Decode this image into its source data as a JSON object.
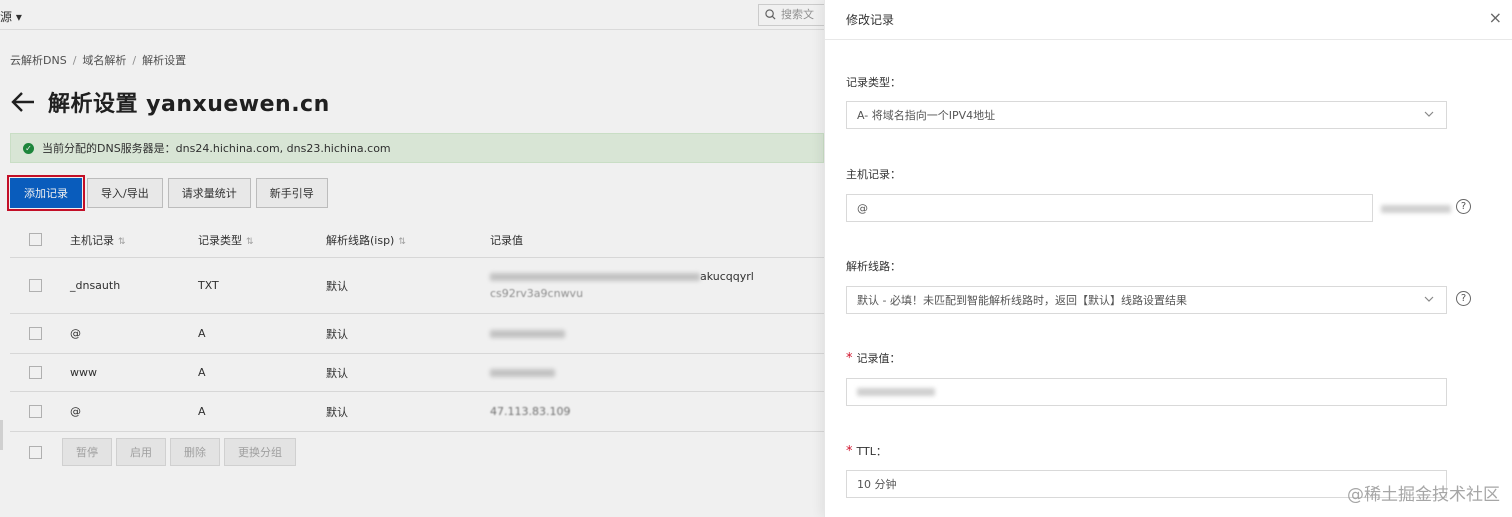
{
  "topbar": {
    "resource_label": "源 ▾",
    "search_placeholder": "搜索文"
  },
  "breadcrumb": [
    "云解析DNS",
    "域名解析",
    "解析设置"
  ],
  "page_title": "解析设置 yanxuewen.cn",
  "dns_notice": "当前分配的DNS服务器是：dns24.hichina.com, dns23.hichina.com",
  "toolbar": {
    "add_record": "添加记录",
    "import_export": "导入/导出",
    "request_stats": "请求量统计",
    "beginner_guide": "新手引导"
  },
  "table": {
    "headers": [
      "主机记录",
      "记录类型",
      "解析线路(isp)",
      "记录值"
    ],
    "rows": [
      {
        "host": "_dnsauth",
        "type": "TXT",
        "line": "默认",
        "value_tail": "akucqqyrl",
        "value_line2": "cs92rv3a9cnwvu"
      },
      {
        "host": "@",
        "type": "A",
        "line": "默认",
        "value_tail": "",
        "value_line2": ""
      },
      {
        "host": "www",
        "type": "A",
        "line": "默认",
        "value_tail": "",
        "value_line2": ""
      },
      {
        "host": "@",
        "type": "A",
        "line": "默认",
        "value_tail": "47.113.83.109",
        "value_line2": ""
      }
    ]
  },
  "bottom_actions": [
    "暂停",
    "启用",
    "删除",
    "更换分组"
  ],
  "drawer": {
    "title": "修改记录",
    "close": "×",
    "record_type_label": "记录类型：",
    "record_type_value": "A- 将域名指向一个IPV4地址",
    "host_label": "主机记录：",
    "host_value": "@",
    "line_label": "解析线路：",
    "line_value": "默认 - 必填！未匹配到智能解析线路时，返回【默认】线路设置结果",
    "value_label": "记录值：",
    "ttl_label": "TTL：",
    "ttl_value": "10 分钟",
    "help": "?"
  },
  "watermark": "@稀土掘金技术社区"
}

::::

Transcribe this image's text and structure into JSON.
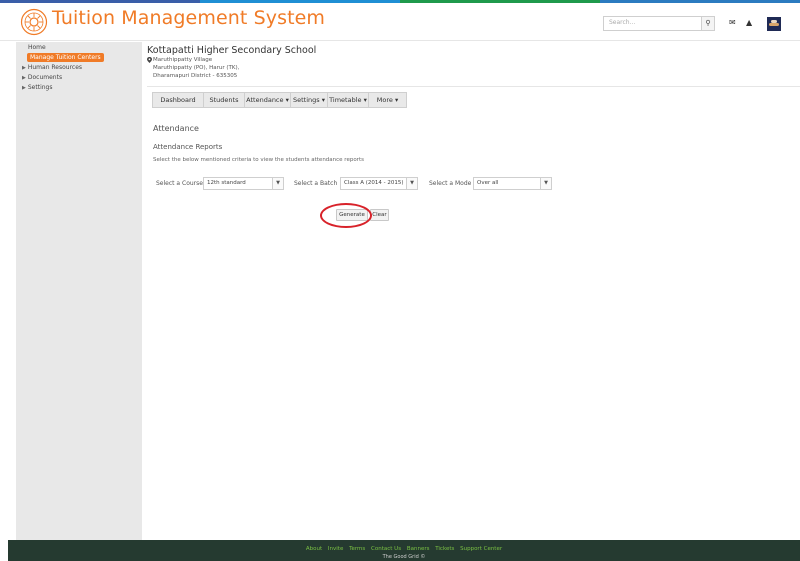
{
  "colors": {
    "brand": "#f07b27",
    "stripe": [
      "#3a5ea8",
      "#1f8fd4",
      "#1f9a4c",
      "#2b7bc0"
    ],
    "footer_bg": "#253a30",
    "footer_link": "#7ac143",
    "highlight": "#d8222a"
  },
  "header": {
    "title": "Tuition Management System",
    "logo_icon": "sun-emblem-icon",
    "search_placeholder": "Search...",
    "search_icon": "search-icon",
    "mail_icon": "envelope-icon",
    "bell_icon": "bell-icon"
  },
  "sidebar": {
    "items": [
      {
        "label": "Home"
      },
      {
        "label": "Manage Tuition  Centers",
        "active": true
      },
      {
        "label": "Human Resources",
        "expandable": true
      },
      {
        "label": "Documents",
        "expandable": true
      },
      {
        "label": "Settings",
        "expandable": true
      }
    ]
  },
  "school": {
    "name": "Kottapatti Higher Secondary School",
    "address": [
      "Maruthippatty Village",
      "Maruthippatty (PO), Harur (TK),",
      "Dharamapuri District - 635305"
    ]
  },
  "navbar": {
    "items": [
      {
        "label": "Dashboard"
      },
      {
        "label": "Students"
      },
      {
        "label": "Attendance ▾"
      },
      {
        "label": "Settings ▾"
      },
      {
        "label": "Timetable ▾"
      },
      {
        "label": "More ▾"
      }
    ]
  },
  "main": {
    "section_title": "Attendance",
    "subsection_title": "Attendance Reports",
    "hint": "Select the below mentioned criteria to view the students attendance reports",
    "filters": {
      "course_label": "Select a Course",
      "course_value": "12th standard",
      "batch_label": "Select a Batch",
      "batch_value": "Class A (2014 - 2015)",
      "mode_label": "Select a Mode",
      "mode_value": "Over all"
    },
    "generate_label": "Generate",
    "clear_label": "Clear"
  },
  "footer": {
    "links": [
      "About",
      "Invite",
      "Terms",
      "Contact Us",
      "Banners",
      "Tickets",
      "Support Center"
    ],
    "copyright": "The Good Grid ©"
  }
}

::::

The problem: Examine the records and pull out every line where the string "Maruthippatty" occurs.

The answer:
      "Maruthippatty Village",
      "Maruthippatty (PO), Harur (TK),",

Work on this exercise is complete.